*JOB:*
Output the material below in full, exactly as it is.

Entries taken from a collection
▼▼▼
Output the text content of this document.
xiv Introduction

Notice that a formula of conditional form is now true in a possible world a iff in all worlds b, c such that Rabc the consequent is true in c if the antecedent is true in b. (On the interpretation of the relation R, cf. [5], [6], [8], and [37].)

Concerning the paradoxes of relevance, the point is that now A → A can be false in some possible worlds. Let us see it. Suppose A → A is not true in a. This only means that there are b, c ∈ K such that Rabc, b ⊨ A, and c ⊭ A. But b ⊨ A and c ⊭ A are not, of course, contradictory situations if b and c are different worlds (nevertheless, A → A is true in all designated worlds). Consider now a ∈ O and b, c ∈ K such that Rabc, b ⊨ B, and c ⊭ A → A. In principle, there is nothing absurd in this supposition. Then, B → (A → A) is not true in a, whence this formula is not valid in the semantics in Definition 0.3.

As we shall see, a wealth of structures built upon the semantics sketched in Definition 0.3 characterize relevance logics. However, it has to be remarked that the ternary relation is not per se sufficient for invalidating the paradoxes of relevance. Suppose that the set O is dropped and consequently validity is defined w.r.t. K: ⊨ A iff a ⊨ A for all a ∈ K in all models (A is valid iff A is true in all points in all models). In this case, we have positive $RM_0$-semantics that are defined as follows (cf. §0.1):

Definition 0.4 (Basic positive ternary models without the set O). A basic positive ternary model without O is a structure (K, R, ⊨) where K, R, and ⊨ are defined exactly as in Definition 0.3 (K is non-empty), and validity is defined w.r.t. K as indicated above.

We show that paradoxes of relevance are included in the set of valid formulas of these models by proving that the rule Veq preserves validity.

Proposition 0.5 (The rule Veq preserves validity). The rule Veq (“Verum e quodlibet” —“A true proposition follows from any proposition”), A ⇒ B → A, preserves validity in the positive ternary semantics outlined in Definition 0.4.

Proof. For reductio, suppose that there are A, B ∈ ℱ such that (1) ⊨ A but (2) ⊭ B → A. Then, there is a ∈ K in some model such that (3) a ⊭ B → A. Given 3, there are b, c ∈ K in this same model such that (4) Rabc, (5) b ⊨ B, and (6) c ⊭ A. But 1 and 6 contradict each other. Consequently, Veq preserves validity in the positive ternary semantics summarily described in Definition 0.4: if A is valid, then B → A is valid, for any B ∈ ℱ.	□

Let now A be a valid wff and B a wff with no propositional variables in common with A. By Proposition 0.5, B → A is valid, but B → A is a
▲▲▲
*WRITTEN SOLUTION:*
Output the text content of this document.
xiv Introduction

Notice that a formula of conditional form is now true in a possible world a iff in all worlds b, c such that Rabc the consequent is true in c if the antecedent is true in b. (On the interpretation of the relation R, cf. [5], [6], [8], and [37].)

Concerning the paradoxes of relevance, the point is that now A → A can be false in some possible worlds. Let us see it. Suppose A → A is not true in a. This only means that there are b, c ∈ K such that Rabc, b ⊨ A, and c ⊭ A. But b ⊨ A and c ⊭ A are not, of course, contradictory situations if b and c are different worlds (nevertheless, A → A is true in all designated worlds). Consider now a ∈ O and b, c ∈ K such that Rabc, b ⊨ B, and c ⊭ A → A. In principle, there is nothing absurd in this supposition. Then, B → (A → A) is not true in a, whence this formula is not valid in the semantics in Definition 0.3.

As we shall see, a wealth of structures built upon the semantics sketched in Definition 0.3 characterize relevance logics. However, it has to be remarked that the ternary relation is not per se sufficient for invalidating the paradoxes of relevance. Suppose that the set O is dropped and consequently validity is defined w.r.t. K: ⊨ A iff a ⊨ A for all a ∈ K in all models (A is valid iff A is true in all points in all models). In this case, we have positive $RM_0$-semantics that are defined as follows (cf. §0.1):

Definition 0.4 (Basic positive ternary models without the set O). A basic positive ternary model without O is a structure (K, R, ⊨) where K, R, and ⊨ are defined exactly as in Definition 0.3 (K is non-empty), and validity is defined w.r.t. K as indicated above.

We show that paradoxes of relevance are included in the set of valid formulas of these models by proving that the rule Veq preserves validity.

Proposition 0.5 (The rule Veq preserves validity). The rule Veq (“Verum e quodlibet” —“A true proposition follows from any proposition”), A ⇒ B → A, preserves validity in the positive ternary semantics outlined in Definition 0.4.

Proof. For reductio, suppose that there are A, B ∈ ℱ such that (1) ⊨ A but (2) ⊭ B → A. Then, there is a ∈ K in some model such that (3) a ⊭ B → A. Given 3, there are b, c ∈ K in this same model such that (4) Rabc, (5) b ⊨ B, and (6) c ⊭ A. But 1 and 6 contradict each other. Consequently, Veq preserves validity in the positive ternary semantics summarily described in Definition 0.4: if A is valid, then B → A is valid, for any B ∈ ℱ.	□

Let now A be a valid wff and B a wff with no propositional variables in common with A. By Proposition 0.5, B → A is valid, but B → A is a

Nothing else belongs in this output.